▶ **EXERCISE INSTRUCTIONS**
Tally the lines in the listing below that contain "mano" and report the tally alone.

## START GIVEN DATA

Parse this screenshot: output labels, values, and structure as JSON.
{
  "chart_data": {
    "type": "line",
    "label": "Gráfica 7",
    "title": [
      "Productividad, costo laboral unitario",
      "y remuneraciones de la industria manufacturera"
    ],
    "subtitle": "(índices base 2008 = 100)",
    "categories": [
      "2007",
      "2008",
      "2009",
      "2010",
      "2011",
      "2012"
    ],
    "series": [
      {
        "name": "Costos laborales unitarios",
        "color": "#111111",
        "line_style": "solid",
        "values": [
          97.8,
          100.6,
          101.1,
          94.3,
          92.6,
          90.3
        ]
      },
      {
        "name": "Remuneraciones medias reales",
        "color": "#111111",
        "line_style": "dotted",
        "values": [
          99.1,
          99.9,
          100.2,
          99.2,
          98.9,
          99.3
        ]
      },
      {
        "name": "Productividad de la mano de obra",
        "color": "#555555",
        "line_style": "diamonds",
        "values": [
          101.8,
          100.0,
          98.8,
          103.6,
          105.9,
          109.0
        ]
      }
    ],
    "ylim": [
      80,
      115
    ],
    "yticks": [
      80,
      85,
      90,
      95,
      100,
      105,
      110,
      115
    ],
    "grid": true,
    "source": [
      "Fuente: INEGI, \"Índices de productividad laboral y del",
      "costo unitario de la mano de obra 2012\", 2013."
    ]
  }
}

## END GIVEN DATA
## START GIVEN DATA

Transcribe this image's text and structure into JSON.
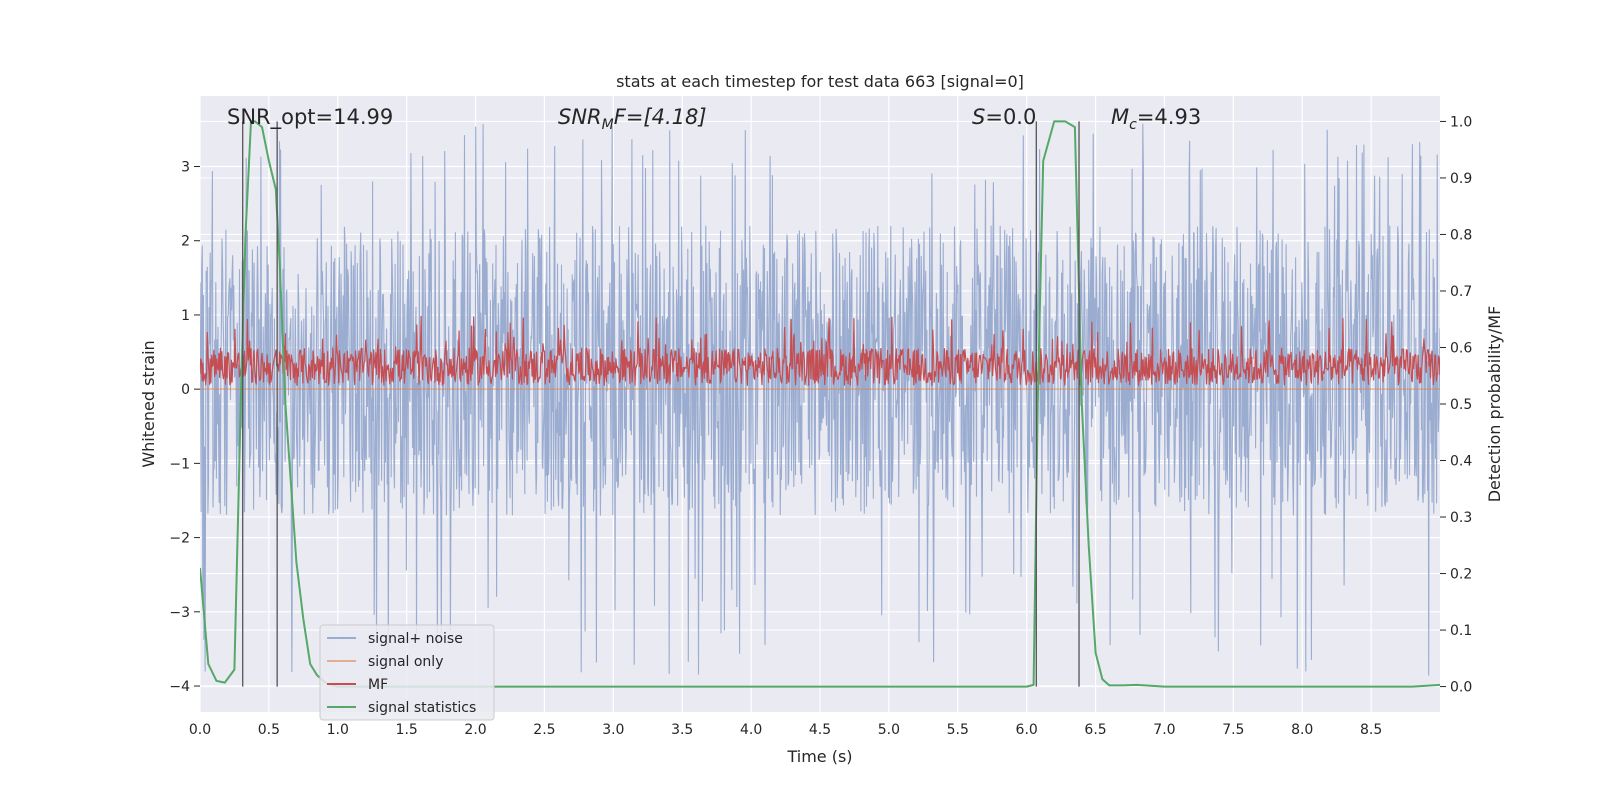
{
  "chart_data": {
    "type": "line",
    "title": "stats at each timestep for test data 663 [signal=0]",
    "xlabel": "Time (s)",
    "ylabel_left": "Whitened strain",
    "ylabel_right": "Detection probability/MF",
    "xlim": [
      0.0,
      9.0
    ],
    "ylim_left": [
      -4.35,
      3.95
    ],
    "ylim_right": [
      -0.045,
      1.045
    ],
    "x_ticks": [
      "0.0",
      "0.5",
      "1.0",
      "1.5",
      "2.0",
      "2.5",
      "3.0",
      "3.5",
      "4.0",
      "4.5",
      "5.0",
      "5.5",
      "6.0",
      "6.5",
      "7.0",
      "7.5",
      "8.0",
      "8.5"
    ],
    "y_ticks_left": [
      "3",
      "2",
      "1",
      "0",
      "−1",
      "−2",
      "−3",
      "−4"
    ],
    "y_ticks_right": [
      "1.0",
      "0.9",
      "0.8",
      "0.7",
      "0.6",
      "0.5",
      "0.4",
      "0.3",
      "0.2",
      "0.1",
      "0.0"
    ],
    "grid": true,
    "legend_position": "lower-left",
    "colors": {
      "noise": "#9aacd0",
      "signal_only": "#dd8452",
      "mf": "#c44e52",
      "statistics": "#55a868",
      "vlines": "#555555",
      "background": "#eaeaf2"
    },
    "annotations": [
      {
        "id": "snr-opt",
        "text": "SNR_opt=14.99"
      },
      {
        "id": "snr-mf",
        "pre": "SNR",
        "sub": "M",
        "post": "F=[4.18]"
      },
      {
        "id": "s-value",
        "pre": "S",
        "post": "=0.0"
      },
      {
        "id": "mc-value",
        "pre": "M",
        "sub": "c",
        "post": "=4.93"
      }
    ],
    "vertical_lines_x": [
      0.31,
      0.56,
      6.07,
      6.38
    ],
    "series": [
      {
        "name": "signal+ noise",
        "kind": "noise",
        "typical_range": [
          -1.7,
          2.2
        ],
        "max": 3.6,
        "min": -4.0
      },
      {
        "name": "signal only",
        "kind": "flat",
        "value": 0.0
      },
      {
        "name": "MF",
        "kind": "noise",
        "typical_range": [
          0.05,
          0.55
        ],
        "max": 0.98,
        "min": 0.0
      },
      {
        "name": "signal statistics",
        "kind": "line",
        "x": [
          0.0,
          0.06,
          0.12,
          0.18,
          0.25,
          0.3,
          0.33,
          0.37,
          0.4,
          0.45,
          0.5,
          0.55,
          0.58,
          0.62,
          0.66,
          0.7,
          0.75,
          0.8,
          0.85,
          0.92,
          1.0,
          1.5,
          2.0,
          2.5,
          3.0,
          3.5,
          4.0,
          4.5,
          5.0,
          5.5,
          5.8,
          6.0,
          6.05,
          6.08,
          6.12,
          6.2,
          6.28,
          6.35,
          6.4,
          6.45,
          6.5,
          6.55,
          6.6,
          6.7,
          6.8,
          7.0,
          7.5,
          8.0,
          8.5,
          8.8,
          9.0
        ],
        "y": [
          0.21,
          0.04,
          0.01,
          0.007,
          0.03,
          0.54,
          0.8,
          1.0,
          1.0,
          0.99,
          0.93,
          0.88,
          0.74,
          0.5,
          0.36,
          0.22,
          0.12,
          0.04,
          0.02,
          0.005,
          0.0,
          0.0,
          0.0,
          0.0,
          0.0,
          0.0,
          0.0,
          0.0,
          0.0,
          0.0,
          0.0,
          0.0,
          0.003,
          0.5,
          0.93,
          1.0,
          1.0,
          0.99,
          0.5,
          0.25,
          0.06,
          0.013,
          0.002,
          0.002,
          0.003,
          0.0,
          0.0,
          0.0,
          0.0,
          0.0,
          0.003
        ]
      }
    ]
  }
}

## END GIVEN DATA

▶ **CORRECT ANSWER**
2